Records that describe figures
——

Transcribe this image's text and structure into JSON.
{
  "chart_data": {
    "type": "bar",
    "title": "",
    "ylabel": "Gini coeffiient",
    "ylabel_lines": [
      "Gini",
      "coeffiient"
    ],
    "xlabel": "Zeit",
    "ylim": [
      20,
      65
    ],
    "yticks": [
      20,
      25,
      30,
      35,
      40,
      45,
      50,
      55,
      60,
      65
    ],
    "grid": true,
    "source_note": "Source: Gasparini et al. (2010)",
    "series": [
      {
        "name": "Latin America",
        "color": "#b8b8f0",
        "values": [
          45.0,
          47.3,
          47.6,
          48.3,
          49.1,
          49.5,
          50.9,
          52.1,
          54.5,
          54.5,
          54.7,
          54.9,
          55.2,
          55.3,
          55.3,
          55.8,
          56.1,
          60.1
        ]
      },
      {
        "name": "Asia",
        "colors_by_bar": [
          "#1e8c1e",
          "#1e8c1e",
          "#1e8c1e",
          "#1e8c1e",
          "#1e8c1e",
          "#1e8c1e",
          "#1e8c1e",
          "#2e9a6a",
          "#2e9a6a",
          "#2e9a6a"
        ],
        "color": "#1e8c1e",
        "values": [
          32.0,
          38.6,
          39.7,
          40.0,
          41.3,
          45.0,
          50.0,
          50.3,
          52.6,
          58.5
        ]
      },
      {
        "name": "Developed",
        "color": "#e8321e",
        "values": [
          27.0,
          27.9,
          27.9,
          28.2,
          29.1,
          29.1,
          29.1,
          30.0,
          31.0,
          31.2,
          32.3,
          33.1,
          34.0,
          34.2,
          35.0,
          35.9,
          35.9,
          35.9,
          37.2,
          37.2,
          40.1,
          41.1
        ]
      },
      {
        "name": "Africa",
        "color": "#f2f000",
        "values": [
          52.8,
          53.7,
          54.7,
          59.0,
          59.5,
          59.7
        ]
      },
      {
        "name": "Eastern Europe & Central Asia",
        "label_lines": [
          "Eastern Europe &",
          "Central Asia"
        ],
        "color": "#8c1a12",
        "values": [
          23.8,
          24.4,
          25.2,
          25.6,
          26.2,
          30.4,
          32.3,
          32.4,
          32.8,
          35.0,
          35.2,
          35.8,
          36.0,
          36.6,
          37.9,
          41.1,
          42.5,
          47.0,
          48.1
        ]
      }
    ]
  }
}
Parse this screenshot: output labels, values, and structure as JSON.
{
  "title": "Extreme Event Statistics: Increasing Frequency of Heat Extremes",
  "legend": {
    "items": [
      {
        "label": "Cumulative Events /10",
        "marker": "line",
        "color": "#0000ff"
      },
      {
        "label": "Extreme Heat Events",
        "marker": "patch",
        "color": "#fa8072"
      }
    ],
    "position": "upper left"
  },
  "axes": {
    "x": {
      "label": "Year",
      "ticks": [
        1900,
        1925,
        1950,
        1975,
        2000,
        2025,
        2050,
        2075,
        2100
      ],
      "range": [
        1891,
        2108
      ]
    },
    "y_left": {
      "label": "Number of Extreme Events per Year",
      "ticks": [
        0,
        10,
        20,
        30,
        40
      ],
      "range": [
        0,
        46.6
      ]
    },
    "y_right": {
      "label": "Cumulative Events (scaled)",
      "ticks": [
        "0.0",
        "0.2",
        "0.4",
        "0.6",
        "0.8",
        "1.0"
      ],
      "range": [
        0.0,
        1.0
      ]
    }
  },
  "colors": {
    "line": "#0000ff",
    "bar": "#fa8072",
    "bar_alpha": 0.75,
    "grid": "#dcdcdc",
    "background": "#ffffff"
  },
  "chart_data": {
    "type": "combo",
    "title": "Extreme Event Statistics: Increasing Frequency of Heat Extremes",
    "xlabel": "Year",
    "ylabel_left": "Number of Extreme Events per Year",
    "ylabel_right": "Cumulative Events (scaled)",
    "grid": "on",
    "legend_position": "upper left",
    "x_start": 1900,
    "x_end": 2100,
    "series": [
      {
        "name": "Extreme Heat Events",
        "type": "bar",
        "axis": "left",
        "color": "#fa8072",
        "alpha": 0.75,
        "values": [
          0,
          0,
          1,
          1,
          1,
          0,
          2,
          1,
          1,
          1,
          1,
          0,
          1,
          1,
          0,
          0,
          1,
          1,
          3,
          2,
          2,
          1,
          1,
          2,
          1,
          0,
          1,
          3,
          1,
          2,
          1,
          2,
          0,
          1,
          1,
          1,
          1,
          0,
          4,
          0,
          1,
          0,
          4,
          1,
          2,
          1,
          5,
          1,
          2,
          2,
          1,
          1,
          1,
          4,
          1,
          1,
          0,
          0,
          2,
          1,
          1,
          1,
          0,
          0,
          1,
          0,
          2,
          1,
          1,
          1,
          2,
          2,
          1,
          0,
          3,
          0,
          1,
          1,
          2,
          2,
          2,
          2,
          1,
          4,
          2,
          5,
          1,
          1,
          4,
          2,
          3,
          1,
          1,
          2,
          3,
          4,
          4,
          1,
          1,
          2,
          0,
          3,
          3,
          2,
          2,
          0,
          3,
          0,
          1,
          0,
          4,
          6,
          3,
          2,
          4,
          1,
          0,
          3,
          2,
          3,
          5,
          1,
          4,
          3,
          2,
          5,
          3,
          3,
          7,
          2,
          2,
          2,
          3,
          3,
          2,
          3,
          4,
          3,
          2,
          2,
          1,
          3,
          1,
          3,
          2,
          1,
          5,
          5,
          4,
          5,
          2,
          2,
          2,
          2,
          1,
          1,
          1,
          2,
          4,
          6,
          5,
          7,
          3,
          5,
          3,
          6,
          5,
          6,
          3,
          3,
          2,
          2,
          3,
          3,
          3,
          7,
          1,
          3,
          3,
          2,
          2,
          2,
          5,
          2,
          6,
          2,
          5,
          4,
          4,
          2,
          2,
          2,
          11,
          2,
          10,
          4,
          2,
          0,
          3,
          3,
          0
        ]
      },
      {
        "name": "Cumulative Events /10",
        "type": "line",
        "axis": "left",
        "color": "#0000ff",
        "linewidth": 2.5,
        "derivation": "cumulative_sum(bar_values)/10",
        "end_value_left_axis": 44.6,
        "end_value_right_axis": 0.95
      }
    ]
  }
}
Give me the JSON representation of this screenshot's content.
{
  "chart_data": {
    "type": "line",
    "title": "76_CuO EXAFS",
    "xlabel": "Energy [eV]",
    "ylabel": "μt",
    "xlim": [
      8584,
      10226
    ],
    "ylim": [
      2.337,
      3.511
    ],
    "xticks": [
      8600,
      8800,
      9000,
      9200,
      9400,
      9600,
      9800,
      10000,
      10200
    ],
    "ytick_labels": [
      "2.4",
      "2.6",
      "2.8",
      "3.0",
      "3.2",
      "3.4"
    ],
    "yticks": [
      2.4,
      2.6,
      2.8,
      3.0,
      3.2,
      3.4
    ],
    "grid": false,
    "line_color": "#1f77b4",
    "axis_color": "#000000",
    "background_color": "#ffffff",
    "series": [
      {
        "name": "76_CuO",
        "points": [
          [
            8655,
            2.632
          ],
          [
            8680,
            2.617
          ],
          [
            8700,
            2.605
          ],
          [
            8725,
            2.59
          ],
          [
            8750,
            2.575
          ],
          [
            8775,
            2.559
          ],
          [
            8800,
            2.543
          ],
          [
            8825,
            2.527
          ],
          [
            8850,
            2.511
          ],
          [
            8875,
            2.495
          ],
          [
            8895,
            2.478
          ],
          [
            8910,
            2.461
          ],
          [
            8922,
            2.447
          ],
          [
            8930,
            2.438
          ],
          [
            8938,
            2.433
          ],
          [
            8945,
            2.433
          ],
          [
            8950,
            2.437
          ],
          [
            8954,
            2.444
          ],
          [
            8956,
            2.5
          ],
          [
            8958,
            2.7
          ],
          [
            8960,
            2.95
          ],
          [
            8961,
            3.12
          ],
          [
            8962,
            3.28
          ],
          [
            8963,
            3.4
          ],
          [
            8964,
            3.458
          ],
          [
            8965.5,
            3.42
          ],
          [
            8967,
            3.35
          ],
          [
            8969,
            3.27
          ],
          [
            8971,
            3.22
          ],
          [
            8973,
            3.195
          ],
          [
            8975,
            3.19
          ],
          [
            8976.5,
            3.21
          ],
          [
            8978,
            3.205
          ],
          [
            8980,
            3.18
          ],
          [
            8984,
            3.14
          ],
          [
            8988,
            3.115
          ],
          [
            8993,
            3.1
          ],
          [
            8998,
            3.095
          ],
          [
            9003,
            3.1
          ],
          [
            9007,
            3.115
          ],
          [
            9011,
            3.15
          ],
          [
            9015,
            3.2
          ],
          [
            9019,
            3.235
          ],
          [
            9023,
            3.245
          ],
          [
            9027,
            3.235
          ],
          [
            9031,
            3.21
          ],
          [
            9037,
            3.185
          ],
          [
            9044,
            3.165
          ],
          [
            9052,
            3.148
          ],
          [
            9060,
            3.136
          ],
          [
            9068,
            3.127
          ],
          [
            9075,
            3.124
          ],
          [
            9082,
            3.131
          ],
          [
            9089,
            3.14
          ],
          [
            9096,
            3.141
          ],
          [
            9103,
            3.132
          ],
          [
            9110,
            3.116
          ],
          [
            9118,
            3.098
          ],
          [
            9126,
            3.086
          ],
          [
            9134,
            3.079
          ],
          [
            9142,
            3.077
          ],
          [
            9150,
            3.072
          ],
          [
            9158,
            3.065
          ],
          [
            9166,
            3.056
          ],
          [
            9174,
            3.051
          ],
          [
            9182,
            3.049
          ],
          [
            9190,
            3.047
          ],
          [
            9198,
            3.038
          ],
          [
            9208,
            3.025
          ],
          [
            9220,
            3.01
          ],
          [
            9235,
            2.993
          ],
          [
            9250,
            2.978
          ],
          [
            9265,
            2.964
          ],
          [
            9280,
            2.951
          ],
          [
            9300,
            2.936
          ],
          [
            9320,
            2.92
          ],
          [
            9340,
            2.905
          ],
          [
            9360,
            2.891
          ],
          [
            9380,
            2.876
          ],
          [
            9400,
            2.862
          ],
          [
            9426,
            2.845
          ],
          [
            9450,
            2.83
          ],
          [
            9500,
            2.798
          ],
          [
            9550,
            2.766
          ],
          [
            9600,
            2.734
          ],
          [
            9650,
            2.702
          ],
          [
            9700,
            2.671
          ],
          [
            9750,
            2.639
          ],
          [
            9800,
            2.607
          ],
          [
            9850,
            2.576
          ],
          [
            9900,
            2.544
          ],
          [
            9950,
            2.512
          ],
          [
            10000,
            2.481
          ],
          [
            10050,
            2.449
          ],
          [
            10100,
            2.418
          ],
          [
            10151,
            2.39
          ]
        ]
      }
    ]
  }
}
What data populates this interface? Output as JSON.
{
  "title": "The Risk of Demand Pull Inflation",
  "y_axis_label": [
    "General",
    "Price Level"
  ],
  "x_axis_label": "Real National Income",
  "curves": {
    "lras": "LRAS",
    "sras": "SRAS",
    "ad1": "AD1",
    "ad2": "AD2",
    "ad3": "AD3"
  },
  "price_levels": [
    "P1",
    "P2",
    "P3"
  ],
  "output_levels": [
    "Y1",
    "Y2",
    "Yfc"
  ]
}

——

TASK GOAL: Count how many lines in the data above hold the string "type", and give the number with no other words.

RESULT OF THIS EXERCISE: 5